• TASK:
Can you write out all the lines word for word, with no pictures?

• SUPPLIED ENTRIES:
-- BEGIN --

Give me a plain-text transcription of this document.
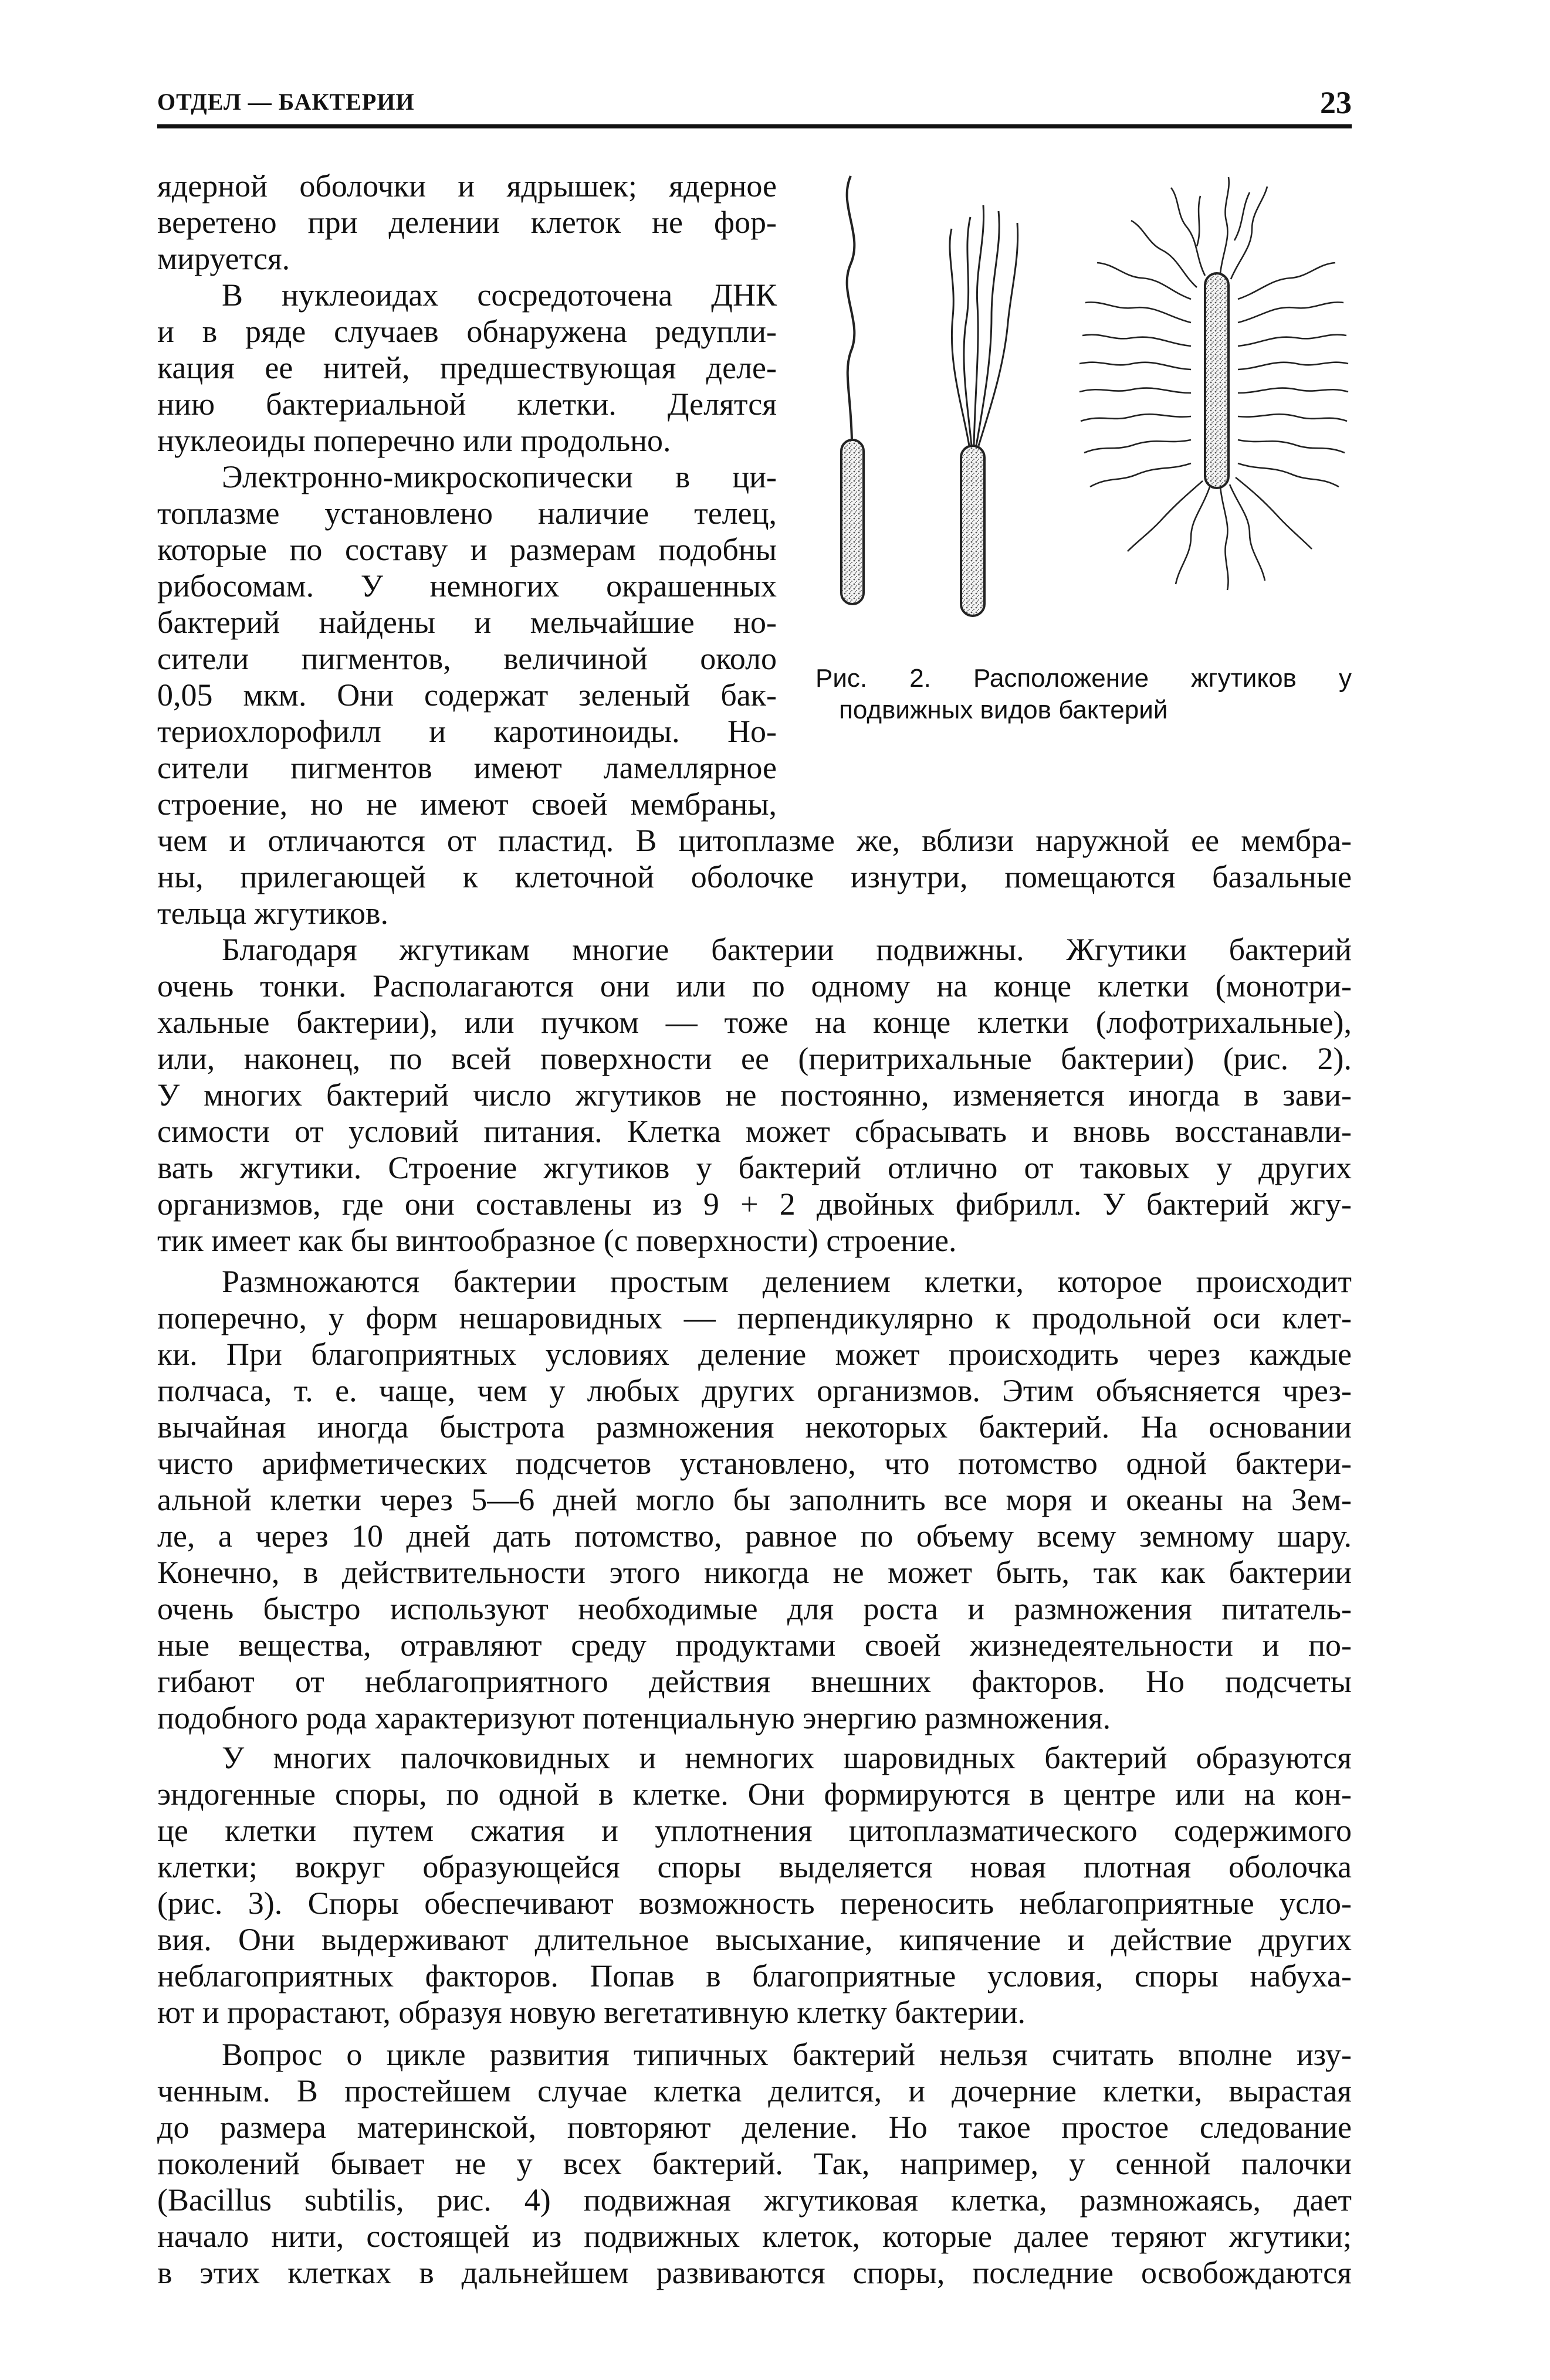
ОТДЕЛ — БАКТЕРИИ	23

ядерной оболочки и ядрышек; ядерное
веретено при делении клеток не фор-
мируется.

В нуклеоидах сосредоточена ДНК
и в ряде случаев обнаружена редупли-
кация ее нитей, предшествующая деле-
нию бактериальной клетки. Делятся
нуклеоиды поперечно или продольно.

Электронно-микроскопически в ци-
топлазме установлено наличие телец,
которые по составу и размерам подобны
рибосомам. У немногих окрашенных
бактерий найдены и мельчайшие но-
сители пигментов, величиной около
0,05 мкм. Они содержат зеленый бак-
териохлорофилл и каротиноиды. Но-
сители пигментов имеют ламеллярное
строение, но не имеют своей мембраны,

чем и отличаются от пластид. В цитоплазме же, вблизи наружной ее мембра-
ны, прилегающей к клеточной оболочке изнутри, помещаются базальные
тельца жгутиков.

Благодаря жгутикам многие бактерии подвижны. Жгутики бактерий
очень тонки. Располагаются они или по одному на конце клетки (монотри-
хальные бактерии), или пучком — тоже на конце клетки (лофотрихальные),
или, наконец, по всей поверхности ее (перитрихальные бактерии) (рис. 2).
У многих бактерий число жгутиков не постоянно, изменяется иногда в зави-
симости от условий питания. Клетка может сбрасывать и вновь восстанавли-
вать жгутики. Строение жгутиков у бактерий отлично от таковых у других
организмов, где они составлены из 9 + 2 двойных фибрилл. У бактерий жгу-
тик имеет как бы винтообразное (с поверхности) строение.

Размножаются бактерии простым делением клетки, которое происходит
поперечно, у форм нешаровидных — перпендикулярно к продольной оси клет-
ки. При благоприятных условиях деление может происходить через каждые
полчаса, т. е. чаще, чем у любых других организмов. Этим объясняется чрез-
вычайная иногда быстрота размножения некоторых бактерий. На основании
чисто арифметических подсчетов установлено, что потомство одной бактери-
альной клетки через 5—6 дней могло бы заполнить все моря и океаны на Зем-
ле, а через 10 дней дать потомство, равное по объему всему земному шару.
Конечно, в действительности этого никогда не может быть, так как бактерии
очень быстро используют необходимые для роста и размножения питатель-
ные вещества, отравляют среду продуктами своей жизнедеятельности и по-
гибают от неблагоприятного действия внешних факторов. Но подсчеты
подобного рода характеризуют потенциальную энергию размножения.

У многих палочковидных и немногих шаровидных бактерий образуются
эндогенные споры, по одной в клетке. Они формируются в центре или на кон-
це клетки путем сжатия и уплотнения цитоплазматического содержимого
клетки; вокруг образующейся споры выделяется новая плотная оболочка
(рис. 3). Споры обеспечивают возможность переносить неблагоприятные усло-
вия. Они выдерживают длительное высыхание, кипячение и действие других
неблагоприятных факторов. Попав в благоприятные условия, споры набуха-
ют и прорастают, образуя новую вегетативную клетку бактерии.

Вопрос о цикле развития типичных бактерий нельзя считать вполне изу-
ченным. В простейшем случае клетка делится, и дочерние клетки, вырастая
до размера материнской, повторяют деление. Но такое простое следование
поколений бывает не у всех бактерий. Так, например, у сенной палочки
(Bacillus subtilis, рис. 4) подвижная жгутиковая клетка, размножаясь, дает
начало нити, состоящей из подвижных клеток, которые далее теряют жгутики;
в этих клетках в дальнейшем развиваются споры, последние освобождаются

Рис. 2. Расположение жгутиков у
подвижных видов бактерий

-- END --

• RESULT OF THIS EXERCISE:
Give me a plain-text transcription of this document.
ОТДЕЛ — БАКТЕРИИ	23

ядерной оболочки и ядрышек; ядерное
веретено при делении клеток не фор-
мируется.

В нуклеоидах сосредоточена ДНК
и в ряде случаев обнаружена редупли-
кация ее нитей, предшествующая деле-
нию бактериальной клетки. Делятся
нуклеоиды поперечно или продольно.

Электронно-микроскопически в ци-
топлазме установлено наличие телец,
которые по составу и размерам подобны
рибосомам. У немногих окрашенных
бактерий найдены и мельчайшие но-
сители пигментов, величиной около
0,05 мкм. Они содержат зеленый бак-
териохлорофилл и каротиноиды. Но-
сители пигментов имеют ламеллярное
строение, но не имеют своей мембраны,

чем и отличаются от пластид. В цитоплазме же, вблизи наружной ее мембра-
ны, прилегающей к клеточной оболочке изнутри, помещаются базальные
тельца жгутиков.

Благодаря жгутикам многие бактерии подвижны. Жгутики бактерий
очень тонки. Располагаются они или по одному на конце клетки (монотри-
хальные бактерии), или пучком — тоже на конце клетки (лофотрихальные),
или, наконец, по всей поверхности ее (перитрихальные бактерии) (рис. 2).
У многих бактерий число жгутиков не постоянно, изменяется иногда в зави-
симости от условий питания. Клетка может сбрасывать и вновь восстанавли-
вать жгутики. Строение жгутиков у бактерий отлично от таковых у других
организмов, где они составлены из 9 + 2 двойных фибрилл. У бактерий жгу-
тик имеет как бы винтообразное (с поверхности) строение.

Размножаются бактерии простым делением клетки, которое происходит
поперечно, у форм нешаровидных — перпендикулярно к продольной оси клет-
ки. При благоприятных условиях деление может происходить через каждые
полчаса, т. е. чаще, чем у любых других организмов. Этим объясняется чрез-
вычайная иногда быстрота размножения некоторых бактерий. На основании
чисто арифметических подсчетов установлено, что потомство одной бактери-
альной клетки через 5—6 дней могло бы заполнить все моря и океаны на Зем-
ле, а через 10 дней дать потомство, равное по объему всему земному шару.
Конечно, в действительности этого никогда не может быть, так как бактерии
очень быстро используют необходимые для роста и размножения питатель-
ные вещества, отравляют среду продуктами своей жизнедеятельности и по-
гибают от неблагоприятного действия внешних факторов. Но подсчеты
подобного рода характеризуют потенциальную энергию размножения.

У многих палочковидных и немногих шаровидных бактерий образуются
эндогенные споры, по одной в клетке. Они формируются в центре или на кон-
це клетки путем сжатия и уплотнения цитоплазматического содержимого
клетки; вокруг образующейся споры выделяется новая плотная оболочка
(рис. 3). Споры обеспечивают возможность переносить неблагоприятные усло-
вия. Они выдерживают длительное высыхание, кипячение и действие других
неблагоприятных факторов. Попав в благоприятные условия, споры набуха-
ют и прорастают, образуя новую вегетативную клетку бактерии.

Вопрос о цикле развития типичных бактерий нельзя считать вполне изу-
ченным. В простейшем случае клетка делится, и дочерние клетки, вырастая
до размера материнской, повторяют деление. Но такое простое следование
поколений бывает не у всех бактерий. Так, например, у сенной палочки
(Bacillus subtilis, рис. 4) подвижная жгутиковая клетка, размножаясь, дает
начало нити, состоящей из подвижных клеток, которые далее теряют жгутики;
в этих клетках в дальнейшем развиваются споры, последние освобождаются

Рис. 2. Расположение жгутиков у
подвижных видов бактерий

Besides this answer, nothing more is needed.